_Quoted text:_
########################################

Calamari in the Orange Grove
On escaping the last days of winter in the Sunshine State, with Italians — and finding purpose in life.
April 1, 2019
Somewhere on a side road in Central Florida
It had been raining in Florida. The glades were full, overflowing, green and flowering. It was a hot day for the beginning of April, pushing into the upper eighties. Clouds were rising to great heights making a truly tropical scene. Large columns of birds too, rose high into the skies over the Everglades.
Great expanses of the Everglades flashed by, as I, in typical fashion drove at high speed, pushing the rental car (this time a woefully underpowered Nissan) to the far end of it’s capabilities — around 100 mph. It was a smooth ride though, windows down, cannabis burning. Neil Young was up at full volume, “He came dancing across the water, with his galleons and guns . . .".
Neil was singing about Cortez looking for the New World; I was out there speeding across Florida looking for my own new world — though I wasn’t going to conquer, kill, lay waste. No, I was out here to find my own new world, to build my own house of many stones.

########################################

_Rows:_
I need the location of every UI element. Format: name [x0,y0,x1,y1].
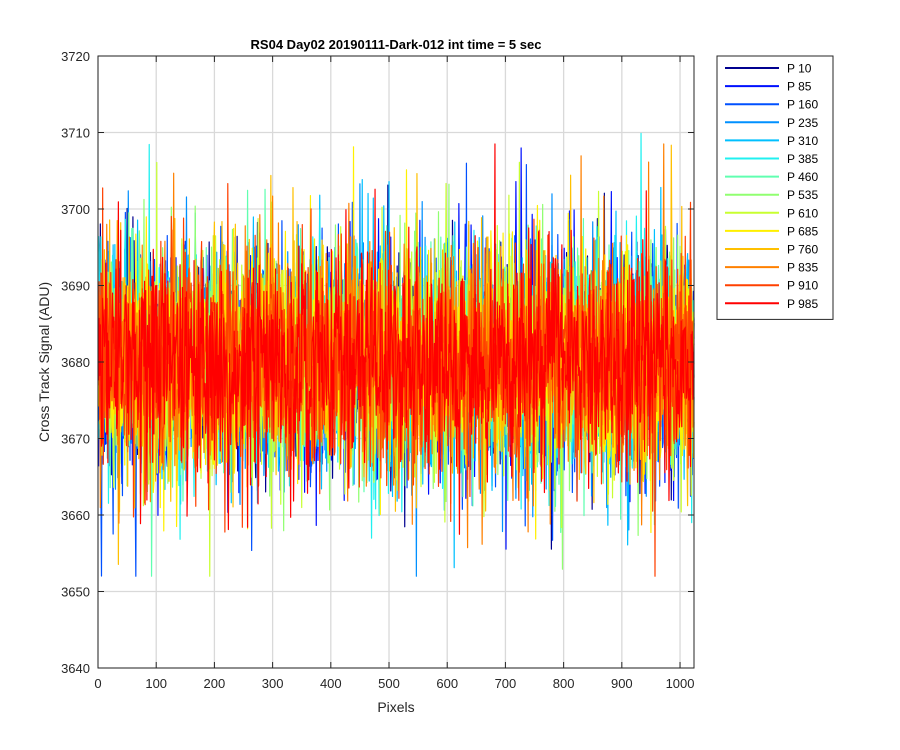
y-tick-label: 3660 [61,508,90,523]
x-tick-label: 200 [204,676,226,691]
legend-item: P 160 [725,98,818,112]
series-layer [97,132,695,577]
legend-item: P 985 [725,297,818,311]
y-axis-label: Cross Track Signal (ADU) [36,282,52,442]
x-tick-label: 900 [611,676,633,691]
legend-item: P 460 [725,170,818,184]
legend-item: P 685 [725,224,818,238]
legend-item: P 85 [725,80,812,94]
x-tick-label: 1000 [666,676,695,691]
y-tick-label: 3670 [61,432,90,447]
x-tick-label: 700 [495,676,517,691]
ticks: 0 100 200 300 400 500 600 700 800 900 1000 3640 3650… [61,49,694,691]
y-tick-label: 3690 [61,279,90,294]
y-tick-label: 3640 [61,661,90,676]
legend: P 10 P 85 P 160 P 235 P 310 P 385 P 460 P 535 P … [716,55,834,320]
legend-box [716,55,834,320]
y-tick-label: 3650 [61,585,90,600]
legend-label: P 85 [787,80,812,94]
legend-label: P 535 [787,188,818,202]
legend-label: P 610 [787,206,818,220]
legend-label: P 310 [787,134,818,148]
legend-label: P 835 [787,261,818,275]
legend-label: P 385 [787,152,818,166]
y-tick-label: 3700 [61,202,90,217]
x-tick-label: 0 [94,676,101,691]
legend-label: P 685 [787,224,818,238]
series-line-p-985 [97,143,695,535]
y-tick-label: 3720 [61,49,90,64]
chart-title: RS04 Day02 20190111-Dark-012 int time = … [251,37,542,52]
legend-item: P 535 [725,188,818,202]
legend-item: P 385 [725,152,818,166]
legend-label: P 160 [787,98,818,112]
legend-label: P 985 [787,297,818,311]
y-tick-label: 3710 [61,126,90,141]
legend-item: P 10 [725,62,812,76]
y-tick-label: 3680 [61,355,90,370]
x-axis-label: Pixels [377,699,414,715]
legend-label: P 235 [787,116,818,130]
legend-label: P 910 [787,279,818,293]
legend-item: P 910 [725,279,818,293]
legend-item: P 235 [725,116,818,130]
legend-label: P 760 [787,243,818,257]
x-tick-label: 400 [320,676,342,691]
legend-item: P 610 [725,206,818,220]
x-tick-label: 100 [145,676,167,691]
x-tick-label: 300 [262,676,284,691]
legend-item: P 760 [725,243,818,257]
legend-label: P 460 [787,170,818,184]
legend-label: P 10 [787,62,812,76]
legend-item: P 835 [725,261,818,275]
x-tick-label: 500 [378,676,400,691]
legend-item: P 310 [725,134,818,148]
x-tick-label: 800 [553,676,575,691]
x-tick-label: 600 [436,676,458,691]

########################################

_Jobs:_
a) Answer these questions about the Florida travel essay.
(i) How hot did the day get?
(ii) What make was the rental car?
(iii) Who was Neil Young singing about?
b) Pick up the Florida travel essay right after its final sentence and keep writing.
None of the data matters here.

_Task responses:_
a)
(i) Into the upper eighties.
(ii) A Nissan.
(iii) Cortez, looking for the New World.

b)
I thought about the process of change and personal evolution. Like Cortez, we all sail our own seas to unknown adventures and landscapes. The problem I find, however, is that so often we are bombarded by and submit to distraction — we never realize that we are either in the process of change and personal evolution, or we are stagnant and in personal entropy.
This was the challenge of my last year: realization, conquering distraction.
Long rows of orange grove slip past me. Tall stands of Australian Pine dominate periodic sections of the horizon. The road runs arrow-straight. My foot nears the floor again, engine straining, windows open. Neil Young’s guitar cries out twisted and dark, twisted and dark like the legacy of Cortez.
This is the report from central Florida, along the way to the Gulf Coast. But the Gulf of Mexico isn’t the goal. No, this is an ongoing journey over hill and glade, across waterways, and through the friendly skies at 35,000 ft. And every bit is the journey: it’s now, it’s real; I can touch it. It’s real life — realized life.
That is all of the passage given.